== Segment start ==

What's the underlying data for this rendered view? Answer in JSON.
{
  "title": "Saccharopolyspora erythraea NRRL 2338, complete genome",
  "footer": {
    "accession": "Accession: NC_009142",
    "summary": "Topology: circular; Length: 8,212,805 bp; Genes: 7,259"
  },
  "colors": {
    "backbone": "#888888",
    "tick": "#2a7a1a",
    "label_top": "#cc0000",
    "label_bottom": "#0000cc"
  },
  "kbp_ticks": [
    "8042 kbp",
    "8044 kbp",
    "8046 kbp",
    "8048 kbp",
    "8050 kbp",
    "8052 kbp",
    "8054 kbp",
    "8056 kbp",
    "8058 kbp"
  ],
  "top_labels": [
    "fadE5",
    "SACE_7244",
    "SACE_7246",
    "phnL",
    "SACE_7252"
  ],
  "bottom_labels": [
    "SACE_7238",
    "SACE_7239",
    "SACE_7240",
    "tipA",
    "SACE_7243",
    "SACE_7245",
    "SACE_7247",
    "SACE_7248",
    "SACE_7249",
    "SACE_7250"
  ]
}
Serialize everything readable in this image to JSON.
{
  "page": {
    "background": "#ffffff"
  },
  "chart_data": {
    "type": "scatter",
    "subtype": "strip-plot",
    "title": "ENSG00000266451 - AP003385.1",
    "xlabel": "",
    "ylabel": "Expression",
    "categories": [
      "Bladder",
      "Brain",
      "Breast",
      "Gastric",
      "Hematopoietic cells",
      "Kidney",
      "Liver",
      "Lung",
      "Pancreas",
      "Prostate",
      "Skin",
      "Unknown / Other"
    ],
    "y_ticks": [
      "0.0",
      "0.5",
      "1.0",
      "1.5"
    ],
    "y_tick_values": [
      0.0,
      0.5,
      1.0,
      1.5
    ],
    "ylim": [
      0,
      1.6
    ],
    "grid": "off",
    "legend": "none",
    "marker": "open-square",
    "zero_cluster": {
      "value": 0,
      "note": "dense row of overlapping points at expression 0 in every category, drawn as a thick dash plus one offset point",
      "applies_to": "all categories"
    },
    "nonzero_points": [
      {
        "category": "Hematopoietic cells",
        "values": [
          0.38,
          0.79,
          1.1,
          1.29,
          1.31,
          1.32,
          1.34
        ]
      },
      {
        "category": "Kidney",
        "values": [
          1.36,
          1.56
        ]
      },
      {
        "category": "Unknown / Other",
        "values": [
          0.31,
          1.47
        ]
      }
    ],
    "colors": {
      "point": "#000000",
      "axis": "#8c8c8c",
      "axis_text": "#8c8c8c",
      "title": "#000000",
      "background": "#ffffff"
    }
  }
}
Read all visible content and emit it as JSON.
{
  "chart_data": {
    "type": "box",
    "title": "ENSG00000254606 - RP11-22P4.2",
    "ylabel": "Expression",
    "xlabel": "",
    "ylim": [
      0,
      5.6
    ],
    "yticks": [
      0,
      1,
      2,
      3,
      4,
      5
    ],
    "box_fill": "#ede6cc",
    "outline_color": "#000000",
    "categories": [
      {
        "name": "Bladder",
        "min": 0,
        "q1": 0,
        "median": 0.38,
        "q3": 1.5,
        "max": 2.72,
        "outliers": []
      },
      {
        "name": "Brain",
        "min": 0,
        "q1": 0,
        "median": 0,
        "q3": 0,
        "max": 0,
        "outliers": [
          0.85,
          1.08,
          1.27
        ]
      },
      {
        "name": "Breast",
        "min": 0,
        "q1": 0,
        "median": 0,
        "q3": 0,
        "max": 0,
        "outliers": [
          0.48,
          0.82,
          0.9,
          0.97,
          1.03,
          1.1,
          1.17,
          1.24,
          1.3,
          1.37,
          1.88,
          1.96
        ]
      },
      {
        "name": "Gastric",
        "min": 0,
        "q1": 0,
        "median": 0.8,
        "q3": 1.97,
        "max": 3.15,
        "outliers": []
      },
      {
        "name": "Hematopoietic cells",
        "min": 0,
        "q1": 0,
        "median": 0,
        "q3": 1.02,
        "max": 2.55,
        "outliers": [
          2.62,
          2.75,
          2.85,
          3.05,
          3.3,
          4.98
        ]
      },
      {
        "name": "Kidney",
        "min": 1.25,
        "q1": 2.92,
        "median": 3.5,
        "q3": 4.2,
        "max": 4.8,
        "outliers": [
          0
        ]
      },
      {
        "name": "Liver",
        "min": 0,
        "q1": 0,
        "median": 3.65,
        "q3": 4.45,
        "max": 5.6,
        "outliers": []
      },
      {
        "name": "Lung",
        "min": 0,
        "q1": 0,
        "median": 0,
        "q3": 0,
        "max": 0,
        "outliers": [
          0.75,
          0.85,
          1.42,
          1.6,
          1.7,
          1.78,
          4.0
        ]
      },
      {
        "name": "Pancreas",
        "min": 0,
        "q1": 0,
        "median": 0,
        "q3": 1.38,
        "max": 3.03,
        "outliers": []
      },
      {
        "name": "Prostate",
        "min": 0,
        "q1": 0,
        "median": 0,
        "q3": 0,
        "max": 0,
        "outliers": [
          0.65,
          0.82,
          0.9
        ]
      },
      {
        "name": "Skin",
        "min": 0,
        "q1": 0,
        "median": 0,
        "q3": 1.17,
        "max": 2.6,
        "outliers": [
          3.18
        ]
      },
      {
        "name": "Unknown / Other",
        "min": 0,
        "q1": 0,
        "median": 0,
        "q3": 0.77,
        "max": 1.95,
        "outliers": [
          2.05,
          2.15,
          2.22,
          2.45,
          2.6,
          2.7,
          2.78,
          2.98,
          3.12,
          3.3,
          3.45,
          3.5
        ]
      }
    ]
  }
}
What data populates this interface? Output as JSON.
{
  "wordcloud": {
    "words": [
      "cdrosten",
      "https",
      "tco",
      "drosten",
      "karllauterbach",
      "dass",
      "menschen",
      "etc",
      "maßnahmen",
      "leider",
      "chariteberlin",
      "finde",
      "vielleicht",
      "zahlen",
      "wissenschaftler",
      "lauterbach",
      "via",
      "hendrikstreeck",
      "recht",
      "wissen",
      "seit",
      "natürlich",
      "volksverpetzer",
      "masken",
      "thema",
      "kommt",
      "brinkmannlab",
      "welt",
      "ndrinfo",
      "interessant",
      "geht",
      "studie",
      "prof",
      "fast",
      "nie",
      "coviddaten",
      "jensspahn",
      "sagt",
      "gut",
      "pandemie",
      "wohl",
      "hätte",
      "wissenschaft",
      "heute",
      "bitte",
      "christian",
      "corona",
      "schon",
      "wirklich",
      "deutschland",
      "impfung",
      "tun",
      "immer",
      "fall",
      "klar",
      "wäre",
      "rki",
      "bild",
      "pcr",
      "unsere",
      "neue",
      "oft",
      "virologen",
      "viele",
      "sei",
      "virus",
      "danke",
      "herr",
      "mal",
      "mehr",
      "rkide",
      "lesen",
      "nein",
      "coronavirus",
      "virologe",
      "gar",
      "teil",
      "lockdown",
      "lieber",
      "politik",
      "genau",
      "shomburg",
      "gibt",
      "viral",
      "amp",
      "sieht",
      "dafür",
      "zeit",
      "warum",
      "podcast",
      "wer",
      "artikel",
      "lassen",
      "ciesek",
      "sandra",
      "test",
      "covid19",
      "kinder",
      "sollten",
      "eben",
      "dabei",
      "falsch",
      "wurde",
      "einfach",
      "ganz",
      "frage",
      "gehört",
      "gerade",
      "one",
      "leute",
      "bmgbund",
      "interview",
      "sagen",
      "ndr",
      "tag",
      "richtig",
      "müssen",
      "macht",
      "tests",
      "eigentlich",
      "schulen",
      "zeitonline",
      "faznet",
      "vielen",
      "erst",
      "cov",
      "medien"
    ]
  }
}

== Segment end ==

### [WHAT THE TASK REQUIRES]
The answer to this exercise is one number: how many lines of the records above contain the string "category".

### [RESPONSE]
4